--- BEGIN ---
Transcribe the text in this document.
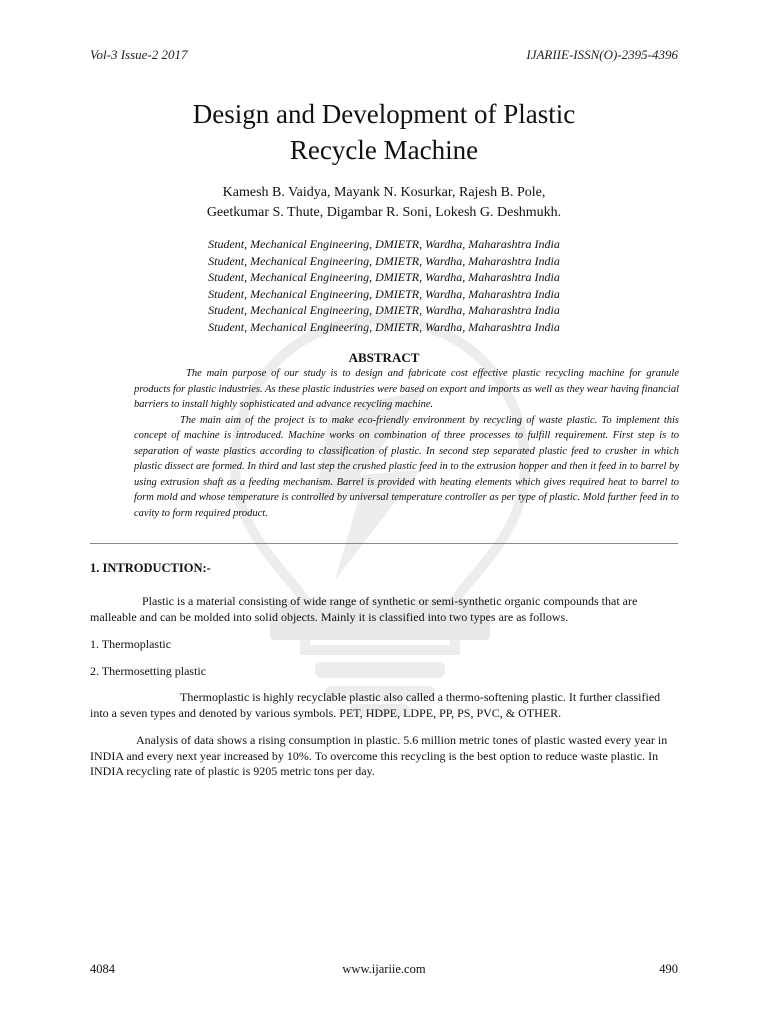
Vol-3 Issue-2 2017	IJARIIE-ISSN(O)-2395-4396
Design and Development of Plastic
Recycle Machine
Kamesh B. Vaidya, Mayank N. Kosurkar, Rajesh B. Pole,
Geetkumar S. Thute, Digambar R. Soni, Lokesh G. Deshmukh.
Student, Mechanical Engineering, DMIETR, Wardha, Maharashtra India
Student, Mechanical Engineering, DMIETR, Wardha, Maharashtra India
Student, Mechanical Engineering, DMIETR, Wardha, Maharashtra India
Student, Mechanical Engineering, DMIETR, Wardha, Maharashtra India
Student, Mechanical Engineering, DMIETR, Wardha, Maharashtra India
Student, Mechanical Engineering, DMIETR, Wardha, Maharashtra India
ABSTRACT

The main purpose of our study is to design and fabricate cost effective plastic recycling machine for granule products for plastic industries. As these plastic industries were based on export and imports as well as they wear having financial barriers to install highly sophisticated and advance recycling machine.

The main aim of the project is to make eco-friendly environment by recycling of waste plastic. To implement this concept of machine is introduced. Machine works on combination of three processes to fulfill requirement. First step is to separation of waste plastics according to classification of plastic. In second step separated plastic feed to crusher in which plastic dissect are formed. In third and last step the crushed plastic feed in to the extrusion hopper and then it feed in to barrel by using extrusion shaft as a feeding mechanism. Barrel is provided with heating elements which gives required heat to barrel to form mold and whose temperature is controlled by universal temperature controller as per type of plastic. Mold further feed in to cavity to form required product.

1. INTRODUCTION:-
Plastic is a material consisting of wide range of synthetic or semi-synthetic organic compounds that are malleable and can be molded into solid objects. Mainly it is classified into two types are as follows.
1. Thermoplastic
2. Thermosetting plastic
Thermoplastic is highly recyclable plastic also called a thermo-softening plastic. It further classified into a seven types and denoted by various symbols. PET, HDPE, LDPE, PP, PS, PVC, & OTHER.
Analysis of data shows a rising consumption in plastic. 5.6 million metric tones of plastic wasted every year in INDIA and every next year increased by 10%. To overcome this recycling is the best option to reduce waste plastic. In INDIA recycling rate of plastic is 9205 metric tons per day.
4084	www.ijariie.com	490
--- END ---
DESCRIPTION OF THE TASK =
Check each line above for the string "into" and show the ones that have it.

ANSWER TO THIS EXERCISE =
Plastic is a material consisting of wide range of synthetic or semi-synthetic organic compounds that are malleable and can be molded into solid objects. Mainly it is classified into two types are as follows.
Thermoplastic is highly recyclable plastic also called a thermo-softening plastic. It further classified into a seven types and denoted by various symbols. PET, HDPE, LDPE, PP, PS, PVC, & OTHER.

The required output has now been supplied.